[Recorded data]
-- Start --

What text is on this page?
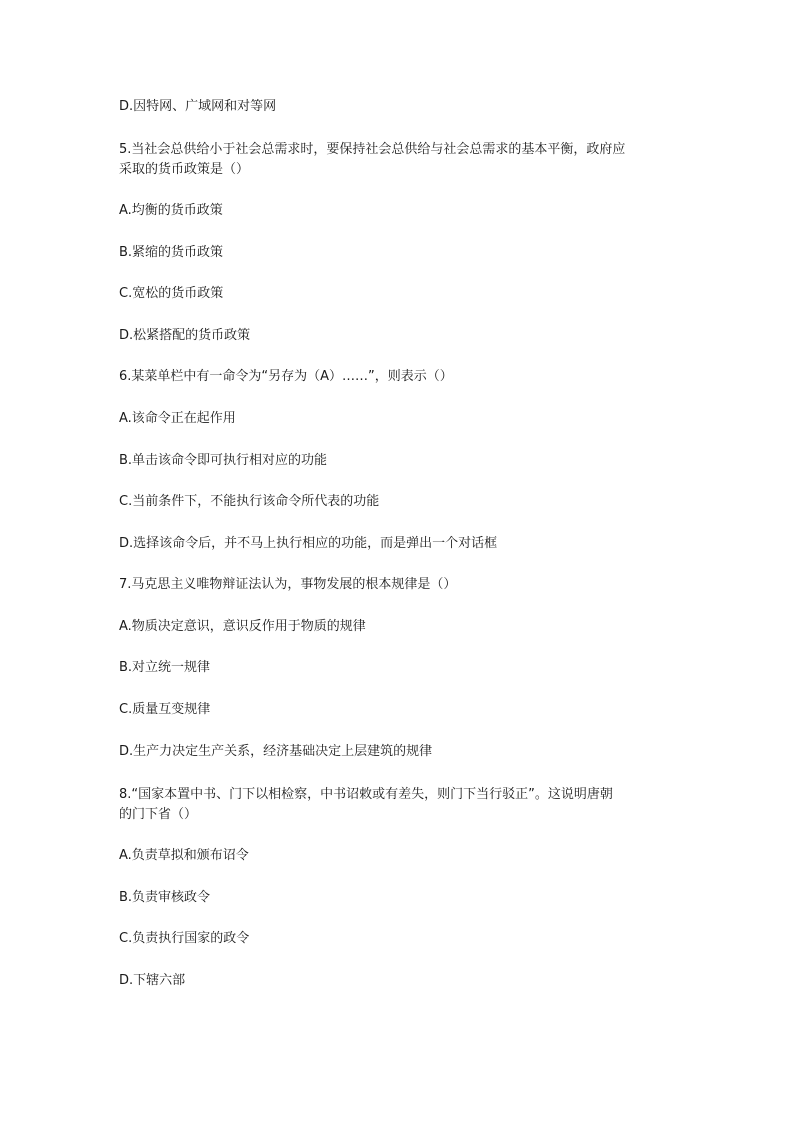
D.因特网、广域网和对等网
5.当社会总供给小于社会总需求时，要保持社会总供给与社会总需求的基本平衡，政府应
采取的货币政策是（）
A.均衡的货币政策
B.紧缩的货币政策
C.宽松的货币政策
D.松紧搭配的货币政策
6.某菜单栏中有一命令为“另存为（A）……”，则表示（）
A.该命令正在起作用
B.单击该命令即可执行相对应的功能
C.当前条件下，不能执行该命令所代表的功能
D.选择该命令后，并不马上执行相应的功能，而是弹出一个对话框
7.马克思主义唯物辩证法认为，事物发展的根本规律是（）
A.物质决定意识，意识反作用于物质的规律
B.对立统一规律
C.质量互变规律
D.生产力决定生产关系，经济基础决定上层建筑的规律
8.“国家本置中书、门下以相检察，中书诏敕或有差失，则门下当行驳正”。这说明唐朝
的门下省（）
A.负责草拟和颁布诏令
B.负责审核政令
C.负责执行国家的政令
D.下辖六部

-- End --

## TO BE DONE
Transcribe the records above exactly as they appear, leaving out any pictures.

## TASK OUTPUT
What text is on this page?
D.因特网、广域网和对等网
5.当社会总供给小于社会总需求时，要保持社会总供给与社会总需求的基本平衡，政府应
采取的货币政策是（）
A.均衡的货币政策
B.紧缩的货币政策
C.宽松的货币政策
D.松紧搭配的货币政策
6.某菜单栏中有一命令为“另存为（A）……”，则表示（）
A.该命令正在起作用
B.单击该命令即可执行相对应的功能
C.当前条件下，不能执行该命令所代表的功能
D.选择该命令后，并不马上执行相应的功能，而是弹出一个对话框
7.马克思主义唯物辩证法认为，事物发展的根本规律是（）
A.物质决定意识，意识反作用于物质的规律
B.对立统一规律
C.质量互变规律
D.生产力决定生产关系，经济基础决定上层建筑的规律
8.“国家本置中书、门下以相检察，中书诏敕或有差失，则门下当行驳正”。这说明唐朝
的门下省（）
A.负责草拟和颁布诏令
B.负责审核政令
C.负责执行国家的政令
D.下辖六部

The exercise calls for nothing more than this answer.